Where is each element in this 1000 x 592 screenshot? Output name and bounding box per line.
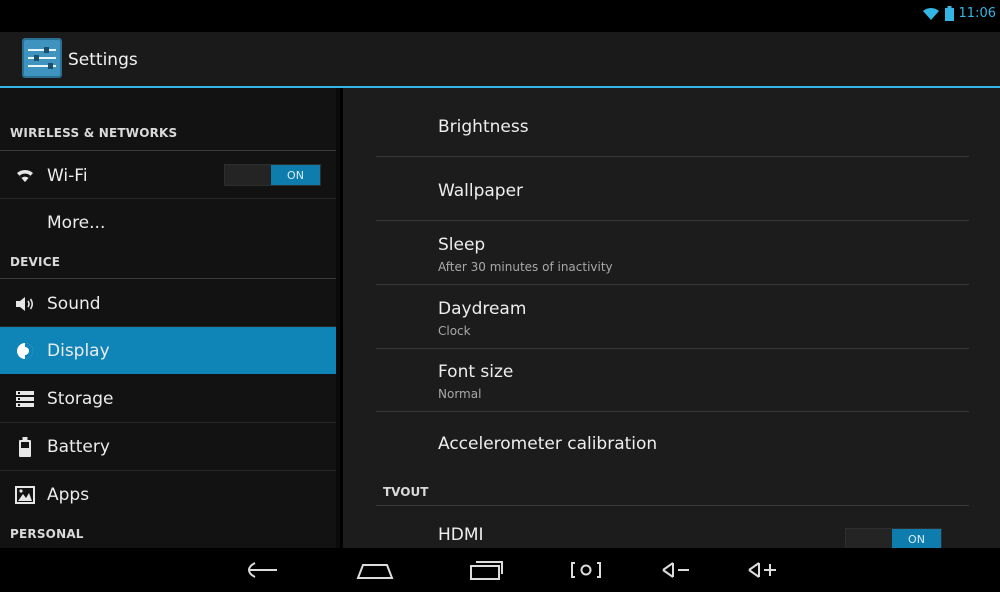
pref-title: Accelerometer calibration	[438, 434, 658, 454]
divider	[376, 411, 969, 412]
status-bar: 11:06	[0, 0, 1000, 32]
section-header-device: DEVICE	[10, 255, 61, 269]
pref-font-size[interactable]: Font size Normal	[438, 362, 513, 401]
section-header-tvout: TVOUT	[383, 485, 429, 499]
wifi-toggle-state: ON	[271, 165, 320, 185]
storage-icon	[14, 388, 36, 410]
display-icon	[14, 340, 36, 362]
wifi-icon	[14, 165, 36, 187]
action-bar: Settings	[0, 32, 1000, 88]
pref-brightness[interactable]: Brightness	[438, 117, 529, 137]
sidebar-item-label: Sound	[47, 293, 101, 314]
volume-down-icon[interactable]	[657, 556, 697, 584]
sidebar-item-storage[interactable]: Storage	[0, 375, 338, 422]
divider	[376, 348, 969, 349]
sidebar-item-label: Display	[47, 340, 110, 361]
sidebar-item-label: Wi-Fi	[47, 165, 88, 186]
pref-title: Wallpaper	[438, 181, 524, 201]
sidebar-item-battery[interactable]: Battery	[0, 423, 338, 470]
section-divider	[0, 150, 338, 151]
pref-summary: After 30 minutes of inactivity	[438, 260, 613, 274]
pref-title: Brightness	[438, 117, 529, 137]
sidebar-item-display[interactable]: Display	[0, 327, 338, 374]
section-header-personal: PERSONAL	[10, 527, 84, 541]
status-time: 11:06	[958, 6, 996, 21]
divider	[376, 156, 969, 157]
section-divider	[0, 278, 338, 279]
volume-up-icon[interactable]	[743, 556, 783, 584]
settings-icon[interactable]	[22, 38, 62, 78]
pref-wallpaper[interactable]: Wallpaper	[438, 181, 523, 201]
home-icon[interactable]	[353, 556, 397, 584]
apps-icon	[14, 484, 36, 506]
divider	[376, 284, 969, 285]
hdmi-toggle[interactable]: ON	[845, 528, 942, 548]
speaker-icon	[14, 293, 36, 315]
recents-icon[interactable]	[466, 556, 506, 584]
sidebar-item-label: Apps	[47, 484, 90, 505]
wifi-icon	[922, 7, 939, 20]
section-header-wireless: WIRELESS & NETWORKS	[10, 126, 178, 140]
pref-title: HDMI	[438, 525, 484, 545]
pref-summary: Normal	[438, 387, 482, 401]
pref-daydream[interactable]: Daydream Clock	[438, 299, 526, 338]
divider	[376, 220, 969, 221]
pref-accelerometer-calibration[interactable]: Accelerometer calibration	[438, 434, 657, 454]
sidebar-item-label: Storage	[47, 388, 114, 409]
pref-title: Daydream	[438, 299, 527, 319]
back-icon[interactable]	[243, 556, 283, 584]
screenshot-icon[interactable]	[566, 556, 606, 584]
display-settings-panel: Brightness Wallpaper Sleep After 30 minu…	[343, 88, 1000, 548]
hdmi-toggle-state: ON	[892, 529, 941, 548]
app-title: Settings	[68, 50, 138, 70]
battery-icon	[14, 436, 36, 458]
navigation-bar	[0, 548, 1000, 592]
sidebar-item-sound[interactable]: Sound	[0, 280, 338, 327]
sidebar-item-apps[interactable]: Apps	[0, 471, 338, 518]
pref-title: Font size	[438, 362, 514, 382]
pref-sleep[interactable]: Sleep After 30 minutes of inactivity	[438, 235, 613, 274]
sidebar-item-label: More...	[47, 212, 106, 233]
pref-title: Sleep	[438, 235, 486, 255]
wifi-toggle[interactable]: ON	[224, 164, 321, 186]
sidebar-item-wifi[interactable]: Wi-Fi ON	[0, 152, 338, 199]
pref-summary: Clock	[438, 324, 471, 338]
battery-icon	[944, 6, 954, 21]
sidebar-item-more[interactable]: More...	[0, 199, 338, 246]
sidebar-item-label: Battery	[47, 436, 110, 457]
settings-sidebar: WIRELESS & NETWORKS Wi-Fi ON More... DEV…	[0, 88, 340, 548]
section-divider	[376, 505, 969, 506]
status-icons: 11:06	[922, 6, 996, 21]
pref-hdmi[interactable]: HDMI	[438, 525, 484, 545]
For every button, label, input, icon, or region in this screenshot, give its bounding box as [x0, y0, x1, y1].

____________________

Write out all of the lines above again, changing every "bounding box" to "enclosing rectangle" and leaving everything else as it is. Omit the pictures.

▶ [Correct response]
Where is each element in this 1000 x 592 screenshot? Output name and enclosing rectangle per line.
pref-title: Accelerometer calibration	[438, 434, 658, 454]
divider	[376, 411, 969, 412]
status-bar: 11:06	[0, 0, 1000, 32]
section-header-device: DEVICE	[10, 255, 61, 269]
pref-font-size[interactable]: Font size Normal	[438, 362, 513, 401]
section-header-tvout: TVOUT	[383, 485, 429, 499]
wifi-toggle-state: ON	[271, 165, 320, 185]
storage-icon	[14, 388, 36, 410]
display-icon	[14, 340, 36, 362]
wifi-icon	[14, 165, 36, 187]
action-bar: Settings	[0, 32, 1000, 88]
pref-brightness[interactable]: Brightness	[438, 117, 529, 137]
sidebar-item-label: Sound	[47, 293, 101, 314]
volume-down-icon[interactable]	[657, 556, 697, 584]
sidebar-item-storage[interactable]: Storage	[0, 375, 338, 422]
divider	[376, 348, 969, 349]
sidebar-item-label: Display	[47, 340, 110, 361]
sidebar-item-label: Wi-Fi	[47, 165, 88, 186]
pref-title: Wallpaper	[438, 181, 524, 201]
sidebar-item-battery[interactable]: Battery	[0, 423, 338, 470]
section-divider	[0, 150, 338, 151]
pref-summary: After 30 minutes of inactivity	[438, 260, 613, 274]
pref-title: Brightness	[438, 117, 529, 137]
sidebar-item-display[interactable]: Display	[0, 327, 338, 374]
section-header-personal: PERSONAL	[10, 527, 84, 541]
status-time: 11:06	[958, 6, 996, 21]
divider	[376, 156, 969, 157]
section-divider	[0, 278, 338, 279]
volume-up-icon[interactable]	[743, 556, 783, 584]
settings-icon[interactable]	[22, 38, 62, 78]
pref-wallpaper[interactable]: Wallpaper	[438, 181, 523, 201]
home-icon[interactable]	[353, 556, 397, 584]
apps-icon	[14, 484, 36, 506]
divider	[376, 284, 969, 285]
hdmi-toggle[interactable]: ON	[845, 528, 942, 548]
speaker-icon	[14, 293, 36, 315]
recents-icon[interactable]	[466, 556, 506, 584]
sidebar-item-label: Apps	[47, 484, 90, 505]
wifi-icon	[922, 7, 939, 20]
section-header-wireless: WIRELESS & NETWORKS	[10, 126, 178, 140]
pref-title: HDMI	[438, 525, 484, 545]
pref-summary: Normal	[438, 387, 482, 401]
pref-daydream[interactable]: Daydream Clock	[438, 299, 526, 338]
divider	[376, 220, 969, 221]
pref-accelerometer-calibration[interactable]: Accelerometer calibration	[438, 434, 657, 454]
sidebar-item-label: Storage	[47, 388, 114, 409]
pref-title: Daydream	[438, 299, 527, 319]
back-icon[interactable]	[243, 556, 283, 584]
screenshot-icon[interactable]	[566, 556, 606, 584]
display-settings-panel: Brightness Wallpaper Sleep After 30 minu…	[343, 88, 1000, 548]
hdmi-toggle-state: ON	[892, 529, 941, 548]
app-title: Settings	[68, 50, 138, 70]
battery-icon	[14, 436, 36, 458]
navigation-bar	[0, 548, 1000, 592]
sidebar-item-sound[interactable]: Sound	[0, 280, 338, 327]
sidebar-item-apps[interactable]: Apps	[0, 471, 338, 518]
pref-title: Font size	[438, 362, 514, 382]
pref-sleep[interactable]: Sleep After 30 minutes of inactivity	[438, 235, 613, 274]
sidebar-item-label: More...	[47, 212, 106, 233]
pref-title: Sleep	[438, 235, 486, 255]
wifi-toggle[interactable]: ON	[224, 164, 321, 186]
sidebar-item-wifi[interactable]: Wi-Fi ON	[0, 152, 338, 199]
pref-summary: Clock	[438, 324, 471, 338]
battery-icon	[944, 6, 954, 21]
sidebar-item-more[interactable]: More...	[0, 199, 338, 246]
sidebar-item-label: Battery	[47, 436, 110, 457]
settings-sidebar: WIRELESS & NETWORKS Wi-Fi ON More... DEV…	[0, 88, 340, 548]
section-divider	[376, 505, 969, 506]
status-icons: 11:06	[922, 6, 996, 21]
pref-hdmi[interactable]: HDMI	[438, 525, 484, 545]
For every button, label, input, icon, or region in this screenshot, give its enclosing rectangle as [x0, y0, x1, y1].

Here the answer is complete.